-- Opening Marker --

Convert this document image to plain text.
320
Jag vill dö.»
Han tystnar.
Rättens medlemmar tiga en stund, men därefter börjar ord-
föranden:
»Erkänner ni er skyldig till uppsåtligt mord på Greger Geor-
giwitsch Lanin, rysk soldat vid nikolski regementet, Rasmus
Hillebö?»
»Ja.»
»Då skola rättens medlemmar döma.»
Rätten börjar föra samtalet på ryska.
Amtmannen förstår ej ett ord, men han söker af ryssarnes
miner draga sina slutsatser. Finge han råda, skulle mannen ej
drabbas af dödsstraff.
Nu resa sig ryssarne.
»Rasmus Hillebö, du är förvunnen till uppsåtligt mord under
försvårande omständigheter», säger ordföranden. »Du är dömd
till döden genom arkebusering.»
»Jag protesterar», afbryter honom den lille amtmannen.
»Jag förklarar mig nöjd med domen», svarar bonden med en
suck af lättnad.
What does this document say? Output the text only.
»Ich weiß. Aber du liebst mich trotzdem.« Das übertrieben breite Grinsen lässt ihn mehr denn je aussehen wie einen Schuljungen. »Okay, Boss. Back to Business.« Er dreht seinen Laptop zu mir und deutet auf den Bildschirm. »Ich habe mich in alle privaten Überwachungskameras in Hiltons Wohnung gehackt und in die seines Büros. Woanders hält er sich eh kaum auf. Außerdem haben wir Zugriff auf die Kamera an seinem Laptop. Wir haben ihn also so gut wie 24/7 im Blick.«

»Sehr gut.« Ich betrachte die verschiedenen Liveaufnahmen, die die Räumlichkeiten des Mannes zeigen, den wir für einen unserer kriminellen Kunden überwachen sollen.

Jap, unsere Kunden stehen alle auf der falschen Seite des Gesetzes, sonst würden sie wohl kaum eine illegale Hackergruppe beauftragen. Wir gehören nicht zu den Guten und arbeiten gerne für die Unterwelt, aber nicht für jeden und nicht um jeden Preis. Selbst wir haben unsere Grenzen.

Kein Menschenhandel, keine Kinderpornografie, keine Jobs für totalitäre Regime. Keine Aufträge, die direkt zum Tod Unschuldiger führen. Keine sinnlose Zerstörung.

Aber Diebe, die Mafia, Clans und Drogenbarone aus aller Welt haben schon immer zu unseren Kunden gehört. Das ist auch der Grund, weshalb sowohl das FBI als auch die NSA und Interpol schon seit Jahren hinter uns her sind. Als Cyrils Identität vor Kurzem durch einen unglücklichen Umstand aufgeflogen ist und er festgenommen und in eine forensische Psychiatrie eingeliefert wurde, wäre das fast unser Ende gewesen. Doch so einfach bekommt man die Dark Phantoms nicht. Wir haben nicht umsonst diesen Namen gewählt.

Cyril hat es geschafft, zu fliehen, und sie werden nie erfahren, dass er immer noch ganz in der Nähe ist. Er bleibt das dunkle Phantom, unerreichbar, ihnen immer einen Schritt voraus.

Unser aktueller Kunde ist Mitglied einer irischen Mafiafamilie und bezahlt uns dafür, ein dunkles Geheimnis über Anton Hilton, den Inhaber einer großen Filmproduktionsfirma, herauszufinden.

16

-- Closing Marker --

• Prompt:
Repeat the listing. Keep every character the same.

• Solution for this exercise:
Convert this document image to plain text.
320
Jag vill dö.»
Han tystnar.
Rättens medlemmar tiga en stund, men därefter börjar ord-
föranden:
»Erkänner ni er skyldig till uppsåtligt mord på Greger Geor-
giwitsch Lanin, rysk soldat vid nikolski regementet, Rasmus
Hillebö?»
»Ja.»
»Då skola rättens medlemmar döma.»
Rätten börjar föra samtalet på ryska.
Amtmannen förstår ej ett ord, men han söker af ryssarnes
miner draga sina slutsatser. Finge han råda, skulle mannen ej
drabbas af dödsstraff.
Nu resa sig ryssarne.
»Rasmus Hillebö, du är förvunnen till uppsåtligt mord under
försvårande omständigheter», säger ordföranden. »Du är dömd
till döden genom arkebusering.»
»Jag protesterar», afbryter honom den lille amtmannen.
»Jag förklarar mig nöjd med domen», svarar bonden med en
suck af lättnad.
What does this document say? Output the text only.
»Ich weiß. Aber du liebst mich trotzdem.« Das übertrieben breite Grinsen lässt ihn mehr denn je aussehen wie einen Schuljungen. »Okay, Boss. Back to Business.« Er dreht seinen Laptop zu mir und deutet auf den Bildschirm. »Ich habe mich in alle privaten Überwachungskameras in Hiltons Wohnung gehackt und in die seines Büros. Woanders hält er sich eh kaum auf. Außerdem haben wir Zugriff auf die Kamera an seinem Laptop. Wir haben ihn also so gut wie 24/7 im Blick.«

»Sehr gut.« Ich betrachte die verschiedenen Liveaufnahmen, die die Räumlichkeiten des Mannes zeigen, den wir für einen unserer kriminellen Kunden überwachen sollen.

Jap, unsere Kunden stehen alle auf der falschen Seite des Gesetzes, sonst würden sie wohl kaum eine illegale Hackergruppe beauftragen. Wir gehören nicht zu den Guten und arbeiten gerne für die Unterwelt, aber nicht für jeden und nicht um jeden Preis. Selbst wir haben unsere Grenzen.

Kein Menschenhandel, keine Kinderpornografie, keine Jobs für totalitäre Regime. Keine Aufträge, die direkt zum Tod Unschuldiger führen. Keine sinnlose Zerstörung.

Aber Diebe, die Mafia, Clans und Drogenbarone aus aller Welt haben schon immer zu unseren Kunden gehört. Das ist auch der Grund, weshalb sowohl das FBI als auch die NSA und Interpol schon seit Jahren hinter uns her sind. Als Cyrils Identität vor Kurzem durch einen unglücklichen Umstand aufgeflogen ist und er festgenommen und in eine forensische Psychiatrie eingeliefert wurde, wäre das fast unser Ende gewesen. Doch so einfach bekommt man die Dark Phantoms nicht. Wir haben nicht umsonst diesen Namen gewählt.

Cyril hat es geschafft, zu fliehen, und sie werden nie erfahren, dass er immer noch ganz in der Nähe ist. Er bleibt das dunkle Phantom, unerreichbar, ihnen immer einen Schritt voraus.

Unser aktueller Kunde ist Mitglied einer irischen Mafiafamilie und bezahlt uns dafür, ein dunkles Geheimnis über Anton Hilton, den Inhaber einer großen Filmproduktionsfirma, herauszufinden.

16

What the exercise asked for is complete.